◆ **REQUIRED TASK**:
Could you give the data below again, exactly and completely?

┄┄┄┄┄┄┄┄┄┄┄┄┄┄┄┄┄┄┄┄

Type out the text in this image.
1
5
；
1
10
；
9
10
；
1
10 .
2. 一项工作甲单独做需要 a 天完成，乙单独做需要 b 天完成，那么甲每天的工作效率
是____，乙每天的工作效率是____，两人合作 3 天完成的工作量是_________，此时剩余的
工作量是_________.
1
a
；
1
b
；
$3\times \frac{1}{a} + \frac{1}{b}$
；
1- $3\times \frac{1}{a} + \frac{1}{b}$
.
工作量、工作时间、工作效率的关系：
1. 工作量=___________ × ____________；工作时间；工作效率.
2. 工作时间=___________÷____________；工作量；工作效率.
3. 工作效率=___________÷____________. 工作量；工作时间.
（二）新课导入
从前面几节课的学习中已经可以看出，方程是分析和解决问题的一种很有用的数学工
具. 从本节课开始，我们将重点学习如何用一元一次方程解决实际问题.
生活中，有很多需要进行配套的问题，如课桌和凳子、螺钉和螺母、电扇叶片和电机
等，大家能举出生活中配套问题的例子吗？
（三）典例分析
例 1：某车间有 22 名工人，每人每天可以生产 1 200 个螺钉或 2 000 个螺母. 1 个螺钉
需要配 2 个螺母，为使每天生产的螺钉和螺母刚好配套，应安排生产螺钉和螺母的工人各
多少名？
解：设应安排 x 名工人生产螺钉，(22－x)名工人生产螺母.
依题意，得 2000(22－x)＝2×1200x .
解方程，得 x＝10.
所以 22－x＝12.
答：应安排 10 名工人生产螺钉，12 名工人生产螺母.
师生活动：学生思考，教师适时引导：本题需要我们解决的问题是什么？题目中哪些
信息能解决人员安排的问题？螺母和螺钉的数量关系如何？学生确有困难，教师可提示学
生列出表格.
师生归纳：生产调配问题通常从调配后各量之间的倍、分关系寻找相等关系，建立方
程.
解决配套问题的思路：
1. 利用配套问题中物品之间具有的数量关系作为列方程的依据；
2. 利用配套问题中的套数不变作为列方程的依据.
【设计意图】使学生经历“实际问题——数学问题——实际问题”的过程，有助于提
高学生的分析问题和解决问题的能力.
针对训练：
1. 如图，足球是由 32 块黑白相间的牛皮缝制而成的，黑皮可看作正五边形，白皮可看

┄┄┄┄┄┄┄┄┄┄┄┄┄┄┄┄┄┄┄┄

◆ **WRITTEN ANSWER**:
Type out the text in this image.
1
5
；
1
10
；
9
10
；
1
10 .
2. 一项工作甲单独做需要 a 天完成，乙单独做需要 b 天完成，那么甲每天的工作效率
是____，乙每天的工作效率是____，两人合作 3 天完成的工作量是_________，此时剩余的
工作量是_________.
1
a
；
1
b
；
$3\times \frac{1}{a} + \frac{1}{b}$
；
1- $3\times \frac{1}{a} + \frac{1}{b}$
.
工作量、工作时间、工作效率的关系：
1. 工作量=___________ × ____________；工作时间；工作效率.
2. 工作时间=___________÷____________；工作量；工作效率.
3. 工作效率=___________÷____________. 工作量；工作时间.
（二）新课导入
从前面几节课的学习中已经可以看出，方程是分析和解决问题的一种很有用的数学工
具. 从本节课开始，我们将重点学习如何用一元一次方程解决实际问题.
生活中，有很多需要进行配套的问题，如课桌和凳子、螺钉和螺母、电扇叶片和电机
等，大家能举出生活中配套问题的例子吗？
（三）典例分析
例 1：某车间有 22 名工人，每人每天可以生产 1 200 个螺钉或 2 000 个螺母. 1 个螺钉
需要配 2 个螺母，为使每天生产的螺钉和螺母刚好配套，应安排生产螺钉和螺母的工人各
多少名？
解：设应安排 x 名工人生产螺钉，(22－x)名工人生产螺母.
依题意，得 2000(22－x)＝2×1200x .
解方程，得 x＝10.
所以 22－x＝12.
答：应安排 10 名工人生产螺钉，12 名工人生产螺母.
师生活动：学生思考，教师适时引导：本题需要我们解决的问题是什么？题目中哪些
信息能解决人员安排的问题？螺母和螺钉的数量关系如何？学生确有困难，教师可提示学
生列出表格.
师生归纳：生产调配问题通常从调配后各量之间的倍、分关系寻找相等关系，建立方
程.
解决配套问题的思路：
1. 利用配套问题中物品之间具有的数量关系作为列方程的依据；
2. 利用配套问题中的套数不变作为列方程的依据.
【设计意图】使学生经历“实际问题——数学问题——实际问题”的过程，有助于提
高学生的分析问题和解决问题的能力.
针对训练：
1. 如图，足球是由 32 块黑白相间的牛皮缝制而成的，黑皮可看作正五边形，白皮可看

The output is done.